# Exercise details:
Write out every line of the records below as a numbered list, dropping any blank lines.

# Information supplied:

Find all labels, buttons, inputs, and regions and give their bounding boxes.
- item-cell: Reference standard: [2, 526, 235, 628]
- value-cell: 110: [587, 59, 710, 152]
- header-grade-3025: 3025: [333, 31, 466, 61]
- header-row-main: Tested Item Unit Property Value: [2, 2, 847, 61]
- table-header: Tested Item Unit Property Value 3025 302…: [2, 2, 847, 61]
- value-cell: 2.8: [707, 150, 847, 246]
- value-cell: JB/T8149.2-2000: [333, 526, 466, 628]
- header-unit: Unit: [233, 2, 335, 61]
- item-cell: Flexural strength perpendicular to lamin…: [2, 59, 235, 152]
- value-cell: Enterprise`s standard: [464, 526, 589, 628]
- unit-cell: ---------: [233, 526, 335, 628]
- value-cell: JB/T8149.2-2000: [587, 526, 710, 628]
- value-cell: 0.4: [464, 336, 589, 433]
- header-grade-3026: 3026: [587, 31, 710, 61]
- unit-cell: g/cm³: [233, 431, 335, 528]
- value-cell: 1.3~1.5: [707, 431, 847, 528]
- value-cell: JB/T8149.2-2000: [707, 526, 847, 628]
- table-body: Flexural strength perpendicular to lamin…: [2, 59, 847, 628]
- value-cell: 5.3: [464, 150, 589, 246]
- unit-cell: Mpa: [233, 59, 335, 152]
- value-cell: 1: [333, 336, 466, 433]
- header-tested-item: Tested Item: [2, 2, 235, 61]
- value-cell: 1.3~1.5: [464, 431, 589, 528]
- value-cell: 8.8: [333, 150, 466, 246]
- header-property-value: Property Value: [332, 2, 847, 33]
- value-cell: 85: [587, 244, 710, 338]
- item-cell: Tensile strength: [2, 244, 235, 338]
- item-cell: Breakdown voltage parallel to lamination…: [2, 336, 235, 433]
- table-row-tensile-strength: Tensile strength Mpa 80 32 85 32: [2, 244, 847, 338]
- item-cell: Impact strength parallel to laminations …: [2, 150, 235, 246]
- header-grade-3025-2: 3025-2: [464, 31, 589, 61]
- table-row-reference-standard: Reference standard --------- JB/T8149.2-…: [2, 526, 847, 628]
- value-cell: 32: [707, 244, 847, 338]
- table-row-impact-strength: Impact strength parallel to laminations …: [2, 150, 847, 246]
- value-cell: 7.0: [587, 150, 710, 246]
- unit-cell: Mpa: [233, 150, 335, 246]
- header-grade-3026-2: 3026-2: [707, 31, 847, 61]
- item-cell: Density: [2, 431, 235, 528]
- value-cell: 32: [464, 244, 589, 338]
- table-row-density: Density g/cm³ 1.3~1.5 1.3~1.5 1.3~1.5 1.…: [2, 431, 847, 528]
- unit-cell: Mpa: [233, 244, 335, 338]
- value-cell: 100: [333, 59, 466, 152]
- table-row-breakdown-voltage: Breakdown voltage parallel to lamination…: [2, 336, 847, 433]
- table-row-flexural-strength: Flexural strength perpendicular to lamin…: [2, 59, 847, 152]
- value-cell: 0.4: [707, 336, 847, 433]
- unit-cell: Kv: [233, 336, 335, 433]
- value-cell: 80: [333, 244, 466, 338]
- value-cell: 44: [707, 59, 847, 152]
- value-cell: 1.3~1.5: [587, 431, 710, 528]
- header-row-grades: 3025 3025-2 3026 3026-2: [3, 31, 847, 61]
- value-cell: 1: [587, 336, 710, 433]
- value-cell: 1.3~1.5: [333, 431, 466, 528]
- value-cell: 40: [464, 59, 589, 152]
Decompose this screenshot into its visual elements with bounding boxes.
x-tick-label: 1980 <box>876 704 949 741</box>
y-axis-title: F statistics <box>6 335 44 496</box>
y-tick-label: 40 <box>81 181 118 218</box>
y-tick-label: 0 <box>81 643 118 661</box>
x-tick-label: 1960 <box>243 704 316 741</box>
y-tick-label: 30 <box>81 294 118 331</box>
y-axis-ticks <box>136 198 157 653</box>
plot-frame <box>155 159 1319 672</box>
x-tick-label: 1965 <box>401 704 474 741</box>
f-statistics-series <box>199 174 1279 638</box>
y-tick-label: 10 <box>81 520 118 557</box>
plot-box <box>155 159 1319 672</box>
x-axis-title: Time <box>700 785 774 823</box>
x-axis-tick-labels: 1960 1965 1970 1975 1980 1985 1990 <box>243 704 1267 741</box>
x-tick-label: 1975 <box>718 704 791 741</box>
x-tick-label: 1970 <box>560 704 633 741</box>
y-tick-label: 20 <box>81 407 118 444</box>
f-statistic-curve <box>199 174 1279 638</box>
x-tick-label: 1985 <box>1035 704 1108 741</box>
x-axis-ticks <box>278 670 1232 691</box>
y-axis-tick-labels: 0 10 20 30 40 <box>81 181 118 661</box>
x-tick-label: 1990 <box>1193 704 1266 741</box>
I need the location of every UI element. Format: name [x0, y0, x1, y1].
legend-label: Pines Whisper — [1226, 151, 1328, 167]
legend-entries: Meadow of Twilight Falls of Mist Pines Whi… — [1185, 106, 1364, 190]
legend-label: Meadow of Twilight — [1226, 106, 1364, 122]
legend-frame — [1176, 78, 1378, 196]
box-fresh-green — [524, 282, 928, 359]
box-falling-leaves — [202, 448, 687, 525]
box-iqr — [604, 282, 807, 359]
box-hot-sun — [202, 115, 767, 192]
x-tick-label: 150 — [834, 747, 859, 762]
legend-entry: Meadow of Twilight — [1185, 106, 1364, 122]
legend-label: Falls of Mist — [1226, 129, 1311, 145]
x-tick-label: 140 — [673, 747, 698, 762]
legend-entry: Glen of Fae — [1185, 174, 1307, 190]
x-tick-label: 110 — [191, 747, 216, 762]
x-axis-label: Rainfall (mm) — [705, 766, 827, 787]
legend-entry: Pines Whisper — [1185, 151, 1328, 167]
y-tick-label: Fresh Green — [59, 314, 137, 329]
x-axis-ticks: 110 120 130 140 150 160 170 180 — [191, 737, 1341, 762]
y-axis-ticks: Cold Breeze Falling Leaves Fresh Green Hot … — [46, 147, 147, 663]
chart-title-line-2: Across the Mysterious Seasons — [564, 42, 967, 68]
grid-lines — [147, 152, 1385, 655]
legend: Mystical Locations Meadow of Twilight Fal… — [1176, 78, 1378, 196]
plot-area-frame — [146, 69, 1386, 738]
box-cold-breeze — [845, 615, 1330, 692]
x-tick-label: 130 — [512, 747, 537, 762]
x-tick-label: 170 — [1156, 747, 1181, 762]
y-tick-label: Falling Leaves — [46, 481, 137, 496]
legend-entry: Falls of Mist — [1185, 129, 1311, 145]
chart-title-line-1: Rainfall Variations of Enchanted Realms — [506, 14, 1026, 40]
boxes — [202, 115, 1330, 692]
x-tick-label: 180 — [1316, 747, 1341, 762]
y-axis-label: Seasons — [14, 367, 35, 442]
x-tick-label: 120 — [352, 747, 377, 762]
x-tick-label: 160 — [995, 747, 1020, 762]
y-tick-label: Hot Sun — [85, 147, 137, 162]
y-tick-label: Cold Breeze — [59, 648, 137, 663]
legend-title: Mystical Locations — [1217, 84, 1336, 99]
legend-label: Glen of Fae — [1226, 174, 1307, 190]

# Final result:
1. Find all labels, buttons, inputs, and regions and give their bounding boxes.
2. - item-cell: Reference standard: [2, 526, 235, 628]
3. - value-cell: 110: [587, 59, 710, 152]
4. - header-grade-3025: 3025: [333, 31, 466, 61]
5. - header-row-main: Tested Item Unit Property Value: [2, 2, 847, 61]
6. - table-header: Tested Item Unit Property Value 3025 302…: [2, 2, 847, 61]
7. - value-cell: 2.8: [707, 150, 847, 246]
8. - value-cell: JB/T8149.2-2000: [333, 526, 466, 628]
9. - header-unit: Unit: [233, 2, 335, 61]
10. - item-cell: Flexural strength perpendicular to lamin…: [2, 59, 235, 152]
11. - value-cell: Enterprise`s standard: [464, 526, 589, 628]
12. - unit-cell: ---------: [233, 526, 335, 628]
13. - value-cell: JB/T8149.2-2000: [587, 526, 710, 628]
14. - value-cell: 0.4: [464, 336, 589, 433]
15. - header-grade-3026: 3026: [587, 31, 710, 61]
16. - unit-cell: g/cm³: [233, 431, 335, 528]
17. - value-cell: 1.3~1.5: [707, 431, 847, 528]
18. - value-cell: JB/T8149.2-2000: [707, 526, 847, 628]
19. - table-body: Flexural strength perpendicular to lamin…: [2, 59, 847, 628]
20. - value-cell: 5.3: [464, 150, 589, 246]
21. - unit-cell: Mpa: [233, 59, 335, 152]
22. - value-cell: 1: [333, 336, 466, 433]
23. - header-tested-item: Tested Item: [2, 2, 235, 61]
24. - value-cell: 1.3~1.5: [464, 431, 589, 528]
25. - value-cell: 8.8: [333, 150, 466, 246]
26. - header-property-value: Property Value: [332, 2, 847, 33]
27. - value-cell: 85: [587, 244, 710, 338]
28. - item-cell: Tensile strength: [2, 244, 235, 338]
29. - item-cell: Breakdown voltage parallel to lamination…: [2, 336, 235, 433]
30. - table-row-tensile-strength: Tensile strength Mpa 80 32 85 32: [2, 244, 847, 338]
31. - item-cell: Impact strength parallel to laminations …: [2, 150, 235, 246]
32. - header-grade-3025-2: 3025-2: [464, 31, 589, 61]
33. - table-row-reference-standard: Reference standard --------- JB/T8149.2-…: [2, 526, 847, 628]
34. - value-cell: 32: [707, 244, 847, 338]
35. - table-row-impact-strength: Impact strength parallel to laminations …: [2, 150, 847, 246]
36. - value-cell: 7.0: [587, 150, 710, 246]
37. - unit-cell: Mpa: [233, 150, 335, 246]
38. - header-grade-3026-2: 3026-2: [707, 31, 847, 61]
39. - item-cell: Density: [2, 431, 235, 528]
40. - value-cell: 32: [464, 244, 589, 338]
41. - table-row-density: Density g/cm³ 1.3~1.5 1.3~1.5 1.3~1.5 1.…: [2, 431, 847, 528]
42. - unit-cell: Mpa: [233, 244, 335, 338]
43. - value-cell: 100: [333, 59, 466, 152]
44. - table-row-breakdown-voltage: Breakdown voltage parallel to lamination…: [2, 336, 847, 433]
45. - table-row-flexural-strength: Flexural strength perpendicular to lamin…: [2, 59, 847, 152]
46. - value-cell: 0.4: [707, 336, 847, 433]
47. - unit-cell: Kv: [233, 336, 335, 433]
48. - value-cell: 80: [333, 244, 466, 338]
49. - value-cell: 44: [707, 59, 847, 152]
50. - value-cell: 1.3~1.5: [587, 431, 710, 528]
51. - header-row-grades: 3025 3025-2 3026 3026-2: [3, 31, 847, 61]
52. - value-cell: 1: [587, 336, 710, 433]
53. - value-cell: 1.3~1.5: [333, 431, 466, 528]
54. - value-cell: 40: [464, 59, 589, 152]
55. Decompose this screenshot into its visual elements with bounding boxes.
56. x-tick-label: 1980 <box>876 704 949 741</box>
57. y-axis-title: F statistics <box>6 335 44 496</box>
58. y-tick-label: 40 <box>81 181 118 218</box>
59. y-tick-label: 0 <box>81 643 118 661</box>
60. x-tick-label: 1960 <box>243 704 316 741</box>
61. y-tick-label: 30 <box>81 294 118 331</box>
62. y-axis-ticks <box>136 198 157 653</box>
63. plot-frame <box>155 159 1319 672</box>
64. x-tick-label: 1965 <box>401 704 474 741</box>
65. f-statistics-series <box>199 174 1279 638</box>
66. y-tick-label: 10 <box>81 520 118 557</box>
67. plot-box <box>155 159 1319 672</box>
68. x-axis-title: Time <box>700 785 774 823</box>
69. x-axis-tick-labels: 1960 1965 1970 1975 1980 1985 1990 <box>243 704 1267 741</box>
70. x-tick-label: 1975 <box>718 704 791 741</box>
71. x-tick-label: 1970 <box>560 704 633 741</box>
72. y-tick-label: 20 <box>81 407 118 444</box>
73. f-statistic-curve <box>199 174 1279 638</box>
74. x-tick-label: 1985 <box>1035 704 1108 741</box>
75. x-axis-ticks <box>278 670 1232 691</box>
76. y-axis-tick-labels: 0 10 20 30 40 <box>81 181 118 661</box>
77. x-tick-label: 1990 <box>1193 704 1266 741</box>
78. I need the location of every UI element. Format: name [x0, y0, x1, y1].
79. legend-label: Pines Whisper — [1226, 151, 1328, 167]
80. legend-entries: Meadow of Twilight Falls of Mist Pines Whi… — [1185, 106, 1364, 190]
81. legend-label: Meadow of Twilight — [1226, 106, 1364, 122]
82. legend-frame — [1176, 78, 1378, 196]
83. box-fresh-green — [524, 282, 928, 359]
84. box-falling-leaves — [202, 448, 687, 525]
85. box-iqr — [604, 282, 807, 359]
86. box-hot-sun — [202, 115, 767, 192]
87. x-tick-label: 150 — [834, 747, 859, 762]
88. legend-entry: Meadow of Twilight — [1185, 106, 1364, 122]
89. legend-label: Falls of Mist — [1226, 129, 1311, 145]
90. x-tick-label: 140 — [673, 747, 698, 762]
91. legend-entry: Glen of Fae — [1185, 174, 1307, 190]
92. x-tick-label: 110 — [191, 747, 216, 762]
93. x-axis-label: Rainfall (mm) — [705, 766, 827, 787]
94. legend-entry: Pines Whisper — [1185, 151, 1328, 167]
95. y-tick-label: Fresh Green — [59, 314, 137, 329]
96. x-axis-ticks: 110 120 130 140 150 160 170 180 — [191, 737, 1341, 762]
97. y-axis-ticks: Cold Breeze Falling Leaves Fresh Green Hot … — [46, 147, 147, 663]
98. chart-title-line-2: Across the Mysterious Seasons — [564, 42, 967, 68]
99. grid-lines — [147, 152, 1385, 655]
100. legend: Mystical Locations Meadow of Twilight Fal… — [1176, 78, 1378, 196]
101. plot-area-frame — [146, 69, 1386, 738]
102. box-cold-breeze — [845, 615, 1330, 692]
103. x-tick-label: 130 — [512, 747, 537, 762]
104. x-tick-label: 170 — [1156, 747, 1181, 762]
105. y-tick-label: Falling Leaves — [46, 481, 137, 496]
106. legend-entry: Falls of Mist — [1185, 129, 1311, 145]
107. chart-title-line-1: Rainfall Variations of Enchanted Realms — [506, 14, 1026, 40]
108. boxes — [202, 115, 1330, 692]
109. x-tick-label: 180 — [1316, 747, 1341, 762]
110. y-axis-label: Seasons — [14, 367, 35, 442]
111. x-tick-label: 120 — [352, 747, 377, 762]
112. x-tick-label: 160 — [995, 747, 1020, 762]
113. y-tick-label: Hot Sun — [85, 147, 137, 162]
114. y-tick-label: Cold Breeze — [59, 648, 137, 663]
115. legend-title: Mystical Locations — [1217, 84, 1336, 99]
116. legend-label: Glen of Fae — [1226, 174, 1307, 190]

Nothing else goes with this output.